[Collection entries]
* Start *

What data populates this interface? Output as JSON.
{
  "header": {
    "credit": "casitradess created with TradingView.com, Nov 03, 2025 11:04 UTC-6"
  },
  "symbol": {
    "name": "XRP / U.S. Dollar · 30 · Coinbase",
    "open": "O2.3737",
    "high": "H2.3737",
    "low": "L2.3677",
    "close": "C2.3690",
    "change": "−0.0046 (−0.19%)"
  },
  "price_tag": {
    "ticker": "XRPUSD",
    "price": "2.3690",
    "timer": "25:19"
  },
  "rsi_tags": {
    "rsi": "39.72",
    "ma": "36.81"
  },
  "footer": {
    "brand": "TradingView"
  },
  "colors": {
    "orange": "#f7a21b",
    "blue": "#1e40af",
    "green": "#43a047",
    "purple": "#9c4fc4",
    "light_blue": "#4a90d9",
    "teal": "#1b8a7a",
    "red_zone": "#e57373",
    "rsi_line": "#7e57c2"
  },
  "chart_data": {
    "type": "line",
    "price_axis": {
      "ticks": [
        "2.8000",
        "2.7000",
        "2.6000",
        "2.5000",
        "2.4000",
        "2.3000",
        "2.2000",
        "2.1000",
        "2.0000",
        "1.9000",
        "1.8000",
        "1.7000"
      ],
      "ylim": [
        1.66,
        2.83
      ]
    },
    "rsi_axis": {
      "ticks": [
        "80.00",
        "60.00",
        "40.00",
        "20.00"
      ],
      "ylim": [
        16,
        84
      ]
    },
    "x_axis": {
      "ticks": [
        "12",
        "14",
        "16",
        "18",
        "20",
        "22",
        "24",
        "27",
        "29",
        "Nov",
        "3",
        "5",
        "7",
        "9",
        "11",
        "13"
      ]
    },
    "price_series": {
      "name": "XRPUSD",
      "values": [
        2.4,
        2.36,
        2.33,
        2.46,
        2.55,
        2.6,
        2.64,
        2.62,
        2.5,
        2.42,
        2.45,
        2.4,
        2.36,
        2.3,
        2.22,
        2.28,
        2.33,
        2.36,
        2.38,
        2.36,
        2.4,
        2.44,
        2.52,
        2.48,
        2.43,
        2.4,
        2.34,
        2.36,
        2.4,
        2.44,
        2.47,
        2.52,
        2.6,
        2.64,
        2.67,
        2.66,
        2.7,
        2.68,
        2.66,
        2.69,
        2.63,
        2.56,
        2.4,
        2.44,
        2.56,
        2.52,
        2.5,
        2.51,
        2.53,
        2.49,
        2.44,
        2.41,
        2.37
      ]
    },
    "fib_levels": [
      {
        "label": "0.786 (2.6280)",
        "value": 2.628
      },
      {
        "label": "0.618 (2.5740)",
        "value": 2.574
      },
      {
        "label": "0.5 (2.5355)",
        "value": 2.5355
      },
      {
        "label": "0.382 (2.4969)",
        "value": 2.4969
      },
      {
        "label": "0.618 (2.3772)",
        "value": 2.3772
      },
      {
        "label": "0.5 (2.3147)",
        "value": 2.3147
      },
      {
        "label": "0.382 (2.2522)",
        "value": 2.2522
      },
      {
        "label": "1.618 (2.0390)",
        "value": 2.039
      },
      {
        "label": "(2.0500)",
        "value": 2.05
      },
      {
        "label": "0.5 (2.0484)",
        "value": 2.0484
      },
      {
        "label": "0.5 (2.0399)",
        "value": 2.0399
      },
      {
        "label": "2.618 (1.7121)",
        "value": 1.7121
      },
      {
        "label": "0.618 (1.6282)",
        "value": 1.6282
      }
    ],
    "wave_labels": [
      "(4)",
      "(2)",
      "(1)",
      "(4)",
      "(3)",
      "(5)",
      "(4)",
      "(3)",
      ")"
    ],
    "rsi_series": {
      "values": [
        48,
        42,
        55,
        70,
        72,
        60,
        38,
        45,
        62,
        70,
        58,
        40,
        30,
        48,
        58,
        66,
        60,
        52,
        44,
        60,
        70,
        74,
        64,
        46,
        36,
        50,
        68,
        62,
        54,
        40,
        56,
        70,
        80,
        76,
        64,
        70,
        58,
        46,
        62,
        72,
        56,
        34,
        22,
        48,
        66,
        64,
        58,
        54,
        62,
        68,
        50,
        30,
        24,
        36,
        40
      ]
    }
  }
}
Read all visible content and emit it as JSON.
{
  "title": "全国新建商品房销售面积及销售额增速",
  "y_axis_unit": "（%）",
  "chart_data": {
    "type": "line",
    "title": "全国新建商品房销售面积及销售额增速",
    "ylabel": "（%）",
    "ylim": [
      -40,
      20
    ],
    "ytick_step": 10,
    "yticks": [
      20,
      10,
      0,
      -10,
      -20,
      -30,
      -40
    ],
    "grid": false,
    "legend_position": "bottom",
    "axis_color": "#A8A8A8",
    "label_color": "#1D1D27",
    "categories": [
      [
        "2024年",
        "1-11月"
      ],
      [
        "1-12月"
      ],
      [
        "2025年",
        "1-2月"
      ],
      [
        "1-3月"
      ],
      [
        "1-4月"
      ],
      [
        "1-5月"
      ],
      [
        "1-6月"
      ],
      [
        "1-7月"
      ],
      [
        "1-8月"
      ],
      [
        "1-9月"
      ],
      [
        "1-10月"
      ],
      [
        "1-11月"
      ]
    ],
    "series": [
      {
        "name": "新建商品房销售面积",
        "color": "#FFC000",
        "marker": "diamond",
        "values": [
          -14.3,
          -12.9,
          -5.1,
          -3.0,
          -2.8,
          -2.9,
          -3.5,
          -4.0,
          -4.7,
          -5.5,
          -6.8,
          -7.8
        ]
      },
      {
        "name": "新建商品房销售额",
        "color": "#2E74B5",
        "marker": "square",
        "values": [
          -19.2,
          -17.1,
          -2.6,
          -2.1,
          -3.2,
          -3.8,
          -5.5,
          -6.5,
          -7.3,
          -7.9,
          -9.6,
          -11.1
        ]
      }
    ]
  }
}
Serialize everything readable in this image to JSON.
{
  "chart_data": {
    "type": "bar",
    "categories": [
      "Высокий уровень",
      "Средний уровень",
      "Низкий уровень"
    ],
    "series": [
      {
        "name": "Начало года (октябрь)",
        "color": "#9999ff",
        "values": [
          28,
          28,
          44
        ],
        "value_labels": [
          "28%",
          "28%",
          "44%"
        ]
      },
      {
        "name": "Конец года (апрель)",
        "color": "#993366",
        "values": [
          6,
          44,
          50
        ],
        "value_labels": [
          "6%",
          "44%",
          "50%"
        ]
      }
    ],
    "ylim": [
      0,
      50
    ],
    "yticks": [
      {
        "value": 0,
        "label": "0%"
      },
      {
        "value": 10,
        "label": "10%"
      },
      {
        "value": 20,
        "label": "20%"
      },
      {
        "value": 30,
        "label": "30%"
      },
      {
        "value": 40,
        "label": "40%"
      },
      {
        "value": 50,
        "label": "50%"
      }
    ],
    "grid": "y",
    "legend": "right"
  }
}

* End *

WHAT IS ASKED:
Repeat the entries shown above, every one, word for word.

THE COMPLETED TASK:
What data populates this interface? Output as JSON.
{
  "header": {
    "credit": "casitradess created with TradingView.com, Nov 03, 2025 11:04 UTC-6"
  },
  "symbol": {
    "name": "XRP / U.S. Dollar · 30 · Coinbase",
    "open": "O2.3737",
    "high": "H2.3737",
    "low": "L2.3677",
    "close": "C2.3690",
    "change": "−0.0046 (−0.19%)"
  },
  "price_tag": {
    "ticker": "XRPUSD",
    "price": "2.3690",
    "timer": "25:19"
  },
  "rsi_tags": {
    "rsi": "39.72",
    "ma": "36.81"
  },
  "footer": {
    "brand": "TradingView"
  },
  "colors": {
    "orange": "#f7a21b",
    "blue": "#1e40af",
    "green": "#43a047",
    "purple": "#9c4fc4",
    "light_blue": "#4a90d9",
    "teal": "#1b8a7a",
    "red_zone": "#e57373",
    "rsi_line": "#7e57c2"
  },
  "chart_data": {
    "type": "line",
    "price_axis": {
      "ticks": [
        "2.8000",
        "2.7000",
        "2.6000",
        "2.5000",
        "2.4000",
        "2.3000",
        "2.2000",
        "2.1000",
        "2.0000",
        "1.9000",
        "1.8000",
        "1.7000"
      ],
      "ylim": [
        1.66,
        2.83
      ]
    },
    "rsi_axis": {
      "ticks": [
        "80.00",
        "60.00",
        "40.00",
        "20.00"
      ],
      "ylim": [
        16,
        84
      ]
    },
    "x_axis": {
      "ticks": [
        "12",
        "14",
        "16",
        "18",
        "20",
        "22",
        "24",
        "27",
        "29",
        "Nov",
        "3",
        "5",
        "7",
        "9",
        "11",
        "13"
      ]
    },
    "price_series": {
      "name": "XRPUSD",
      "values": [
        2.4,
        2.36,
        2.33,
        2.46,
        2.55,
        2.6,
        2.64,
        2.62,
        2.5,
        2.42,
        2.45,
        2.4,
        2.36,
        2.3,
        2.22,
        2.28,
        2.33,
        2.36,
        2.38,
        2.36,
        2.4,
        2.44,
        2.52,
        2.48,
        2.43,
        2.4,
        2.34,
        2.36,
        2.4,
        2.44,
        2.47,
        2.52,
        2.6,
        2.64,
        2.67,
        2.66,
        2.7,
        2.68,
        2.66,
        2.69,
        2.63,
        2.56,
        2.4,
        2.44,
        2.56,
        2.52,
        2.5,
        2.51,
        2.53,
        2.49,
        2.44,
        2.41,
        2.37
      ]
    },
    "fib_levels": [
      {
        "label": "0.786 (2.6280)",
        "value": 2.628
      },
      {
        "label": "0.618 (2.5740)",
        "value": 2.574
      },
      {
        "label": "0.5 (2.5355)",
        "value": 2.5355
      },
      {
        "label": "0.382 (2.4969)",
        "value": 2.4969
      },
      {
        "label": "0.618 (2.3772)",
        "value": 2.3772
      },
      {
        "label": "0.5 (2.3147)",
        "value": 2.3147
      },
      {
        "label": "0.382 (2.2522)",
        "value": 2.2522
      },
      {
        "label": "1.618 (2.0390)",
        "value": 2.039
      },
      {
        "label": "(2.0500)",
        "value": 2.05
      },
      {
        "label": "0.5 (2.0484)",
        "value": 2.0484
      },
      {
        "label": "0.5 (2.0399)",
        "value": 2.0399
      },
      {
        "label": "2.618 (1.7121)",
        "value": 1.7121
      },
      {
        "label": "0.618 (1.6282)",
        "value": 1.6282
      }
    ],
    "wave_labels": [
      "(4)",
      "(2)",
      "(1)",
      "(4)",
      "(3)",
      "(5)",
      "(4)",
      "(3)",
      ")"
    ],
    "rsi_series": {
      "values": [
        48,
        42,
        55,
        70,
        72,
        60,
        38,
        45,
        62,
        70,
        58,
        40,
        30,
        48,
        58,
        66,
        60,
        52,
        44,
        60,
        70,
        74,
        64,
        46,
        36,
        50,
        68,
        62,
        54,
        40,
        56,
        70,
        80,
        76,
        64,
        70,
        58,
        46,
        62,
        72,
        56,
        34,
        22,
        48,
        66,
        64,
        58,
        54,
        62,
        68,
        50,
        30,
        24,
        36,
        40
      ]
    }
  }
}
Read all visible content and emit it as JSON.
{
  "title": "全国新建商品房销售面积及销售额增速",
  "y_axis_unit": "（%）",
  "chart_data": {
    "type": "line",
    "title": "全国新建商品房销售面积及销售额增速",
    "ylabel": "（%）",
    "ylim": [
      -40,
      20
    ],
    "ytick_step": 10,
    "yticks": [
      20,
      10,
      0,
      -10,
      -20,
      -30,
      -40
    ],
    "grid": false,
    "legend_position": "bottom",
    "axis_color": "#A8A8A8",
    "label_color": "#1D1D27",
    "categories": [
      [
        "2024年",
        "1-11月"
      ],
      [
        "1-12月"
      ],
      [
        "2025年",
        "1-2月"
      ],
      [
        "1-3月"
      ],
      [
        "1-4月"
      ],
      [
        "1-5月"
      ],
      [
        "1-6月"
      ],
      [
        "1-7月"
      ],
      [
        "1-8月"
      ],
      [
        "1-9月"
      ],
      [
        "1-10月"
      ],
      [
        "1-11月"
      ]
    ],
    "series": [
      {
        "name": "新建商品房销售面积",
        "color": "#FFC000",
        "marker": "diamond",
        "values": [
          -14.3,
          -12.9,
          -5.1,
          -3.0,
          -2.8,
          -2.9,
          -3.5,
          -4.0,
          -4.7,
          -5.5,
          -6.8,
          -7.8
        ]
      },
      {
        "name": "新建商品房销售额",
        "color": "#2E74B5",
        "marker": "square",
        "values": [
          -19.2,
          -17.1,
          -2.6,
          -2.1,
          -3.2,
          -3.8,
          -5.5,
          -6.5,
          -7.3,
          -7.9,
          -9.6,
          -11.1
        ]
      }
    ]
  }
}
Serialize everything readable in this image to JSON.
{
  "chart_data": {
    "type": "bar",
    "categories": [
      "Высокий уровень",
      "Средний уровень",
      "Низкий уровень"
    ],
    "series": [
      {
        "name": "Начало года (октябрь)",
        "color": "#9999ff",
        "values": [
          28,
          28,
          44
        ],
        "value_labels": [
          "28%",
          "28%",
          "44%"
        ]
      },
      {
        "name": "Конец года (апрель)",
        "color": "#993366",
        "values": [
          6,
          44,
          50
        ],
        "value_labels": [
          "6%",
          "44%",
          "50%"
        ]
      }
    ],
    "ylim": [
      0,
      50
    ],
    "yticks": [
      {
        "value": 0,
        "label": "0%"
      },
      {
        "value": 10,
        "label": "10%"
      },
      {
        "value": 20,
        "label": "20%"
      },
      {
        "value": 30,
        "label": "30%"
      },
      {
        "value": 40,
        "label": "40%"
      },
      {
        "value": 50,
        "label": "50%"
      }
    ],
    "grid": "y",
    "legend": "right"
  }
}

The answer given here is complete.